> Texte source:
----
Enfin, afin d’accentuer le métier, certains développeurs préfèreront mettre le constructeur privé et utiliser une méthode factory qui sera statique et qui portera le nommage propre au domaine afin de créer une nouvelle entité. Concernant l’implémentation comportementale et les données, il faudra coller au maximum aux contraintes du métier. Il est aussi possible d’utiliser la factory si la logique de construction est trop complexe pour être passée par un simple constructeur.

Aggregats

L’aggregat est le point d’entrée dans le métier afin de permettre une gestion cloisonnée du domaine. Si on est dans un système event-sourcé et CQRS, c’est également lui qui répondra aux Commands et propagera des Events. Il affiche donc une API publique et est responsable de la cohésion de son état interne. Il ne faut pas permettre de modifications de son contenu depuis l’extérieur car on pourrait arriver à un état inconsistant. Il faut considérer un aggregat comme un regroupement logique d’élements métiers définis au préalable.

Note

Attention cependant car il n’est pas nécessaire d’implémenter obligatoirement les autres types d’objets par aggregat. Ce qui est impérativement nécessaire par contre, c’est de garder toute mutation du domaine sous contrôle des fonctions de l’aggregat.

Note

Il n’est également pas grave d’avoir de multiples aggregats pour un contexte donné, si tant est que cela corresponde au besoin métier. De la même façon, il est préférable d’avoir une finesse de plusieurs petits aggregats (principe SOLID S) que de mettre tout au sein d’un seul et d’embarquer des données et un comportement inapproprié (souvent avec effet de bords).
----
> Données fournies:
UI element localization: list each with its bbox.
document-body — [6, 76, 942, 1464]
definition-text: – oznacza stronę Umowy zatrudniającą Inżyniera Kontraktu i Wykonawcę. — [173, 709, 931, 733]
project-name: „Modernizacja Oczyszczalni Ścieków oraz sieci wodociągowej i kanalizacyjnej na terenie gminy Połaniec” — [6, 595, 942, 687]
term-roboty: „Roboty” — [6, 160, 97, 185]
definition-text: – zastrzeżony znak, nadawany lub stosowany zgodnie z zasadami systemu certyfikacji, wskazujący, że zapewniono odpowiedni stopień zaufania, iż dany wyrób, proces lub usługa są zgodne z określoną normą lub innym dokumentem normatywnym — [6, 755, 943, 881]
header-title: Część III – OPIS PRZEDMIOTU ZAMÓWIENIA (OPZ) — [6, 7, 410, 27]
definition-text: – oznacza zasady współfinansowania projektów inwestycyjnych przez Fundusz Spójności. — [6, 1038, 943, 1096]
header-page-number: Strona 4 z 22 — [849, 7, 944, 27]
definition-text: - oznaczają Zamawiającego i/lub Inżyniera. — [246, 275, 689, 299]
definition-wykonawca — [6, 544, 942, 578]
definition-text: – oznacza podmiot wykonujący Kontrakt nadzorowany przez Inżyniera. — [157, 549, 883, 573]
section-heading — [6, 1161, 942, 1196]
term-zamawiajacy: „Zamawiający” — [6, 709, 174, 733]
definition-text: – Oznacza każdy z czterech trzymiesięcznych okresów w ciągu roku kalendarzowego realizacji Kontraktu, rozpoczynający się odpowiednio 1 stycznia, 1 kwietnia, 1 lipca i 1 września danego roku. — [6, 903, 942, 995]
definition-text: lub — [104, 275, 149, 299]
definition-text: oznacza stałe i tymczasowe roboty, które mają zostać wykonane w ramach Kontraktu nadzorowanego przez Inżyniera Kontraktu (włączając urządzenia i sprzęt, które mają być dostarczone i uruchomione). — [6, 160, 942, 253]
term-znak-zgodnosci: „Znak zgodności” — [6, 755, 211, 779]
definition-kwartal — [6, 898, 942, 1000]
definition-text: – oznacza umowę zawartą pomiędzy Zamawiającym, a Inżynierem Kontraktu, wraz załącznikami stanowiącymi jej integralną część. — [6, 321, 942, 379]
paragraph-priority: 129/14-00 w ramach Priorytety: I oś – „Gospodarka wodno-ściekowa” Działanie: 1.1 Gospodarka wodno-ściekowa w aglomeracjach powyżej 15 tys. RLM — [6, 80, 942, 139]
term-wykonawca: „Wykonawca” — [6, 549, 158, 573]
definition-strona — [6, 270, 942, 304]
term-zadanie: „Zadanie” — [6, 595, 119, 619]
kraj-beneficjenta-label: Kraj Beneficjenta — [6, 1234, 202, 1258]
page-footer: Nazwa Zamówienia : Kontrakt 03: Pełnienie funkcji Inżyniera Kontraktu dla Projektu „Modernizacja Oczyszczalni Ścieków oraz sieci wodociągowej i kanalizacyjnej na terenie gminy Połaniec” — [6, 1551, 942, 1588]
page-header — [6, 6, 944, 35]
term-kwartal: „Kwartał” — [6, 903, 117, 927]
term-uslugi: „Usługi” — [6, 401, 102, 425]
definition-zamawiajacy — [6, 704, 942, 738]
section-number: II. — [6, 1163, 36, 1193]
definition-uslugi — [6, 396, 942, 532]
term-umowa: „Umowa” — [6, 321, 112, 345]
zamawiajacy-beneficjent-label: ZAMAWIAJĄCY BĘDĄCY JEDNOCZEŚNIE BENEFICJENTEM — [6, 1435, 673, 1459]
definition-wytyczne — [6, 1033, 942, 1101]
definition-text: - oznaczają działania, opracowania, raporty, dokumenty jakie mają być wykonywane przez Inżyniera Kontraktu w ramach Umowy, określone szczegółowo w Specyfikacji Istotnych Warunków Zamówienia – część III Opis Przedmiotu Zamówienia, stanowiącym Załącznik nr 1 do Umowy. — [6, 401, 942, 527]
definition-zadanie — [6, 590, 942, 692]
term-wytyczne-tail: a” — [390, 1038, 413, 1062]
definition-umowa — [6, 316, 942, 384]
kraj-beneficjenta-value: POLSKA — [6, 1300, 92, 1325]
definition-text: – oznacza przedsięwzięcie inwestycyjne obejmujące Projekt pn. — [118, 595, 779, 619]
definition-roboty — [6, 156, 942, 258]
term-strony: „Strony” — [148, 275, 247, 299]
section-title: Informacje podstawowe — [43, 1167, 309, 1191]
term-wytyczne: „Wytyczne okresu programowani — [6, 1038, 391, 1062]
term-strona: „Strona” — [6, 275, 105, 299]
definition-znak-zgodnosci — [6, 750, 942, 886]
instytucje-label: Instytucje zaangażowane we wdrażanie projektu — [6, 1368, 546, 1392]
----
> Exercices à traiter:
**A)** D'après le texte source, quel est le rôle de l'aggregat dans un système event-sourcé et CQRS ?
**B)** Reproduisez fidèlement le passage du texte source commençant par « Attention cependant car » et se terminant par « effet de bords). ».
Appuyez-vous uniquement sur le texte source, sans recourir aux lignes.

> Réponses fournies:
**A)** Il répond aux Commands et propage des Events.

**B)**
Attention cependant car il n’est pas nécessaire d’implémenter obligatoirement les autres types d’objets par aggregat. Ce qui est impérativement nécessaire par contre, c’est de garder toute mutation du domaine sous contrôle des fonctions de l’aggregat.

Note

Il n’est également pas grave d’avoir de multiples aggregats pour un contexte donné, si tant est que cela corresponde au besoin métier. De la même façon, il est préférable d’avoir une finesse de plusieurs petits aggregats (principe SOLID S) que de mettre tout au sein d’un seul et d’embarquer des données et un comportement inapproprié (souvent avec effet de bords).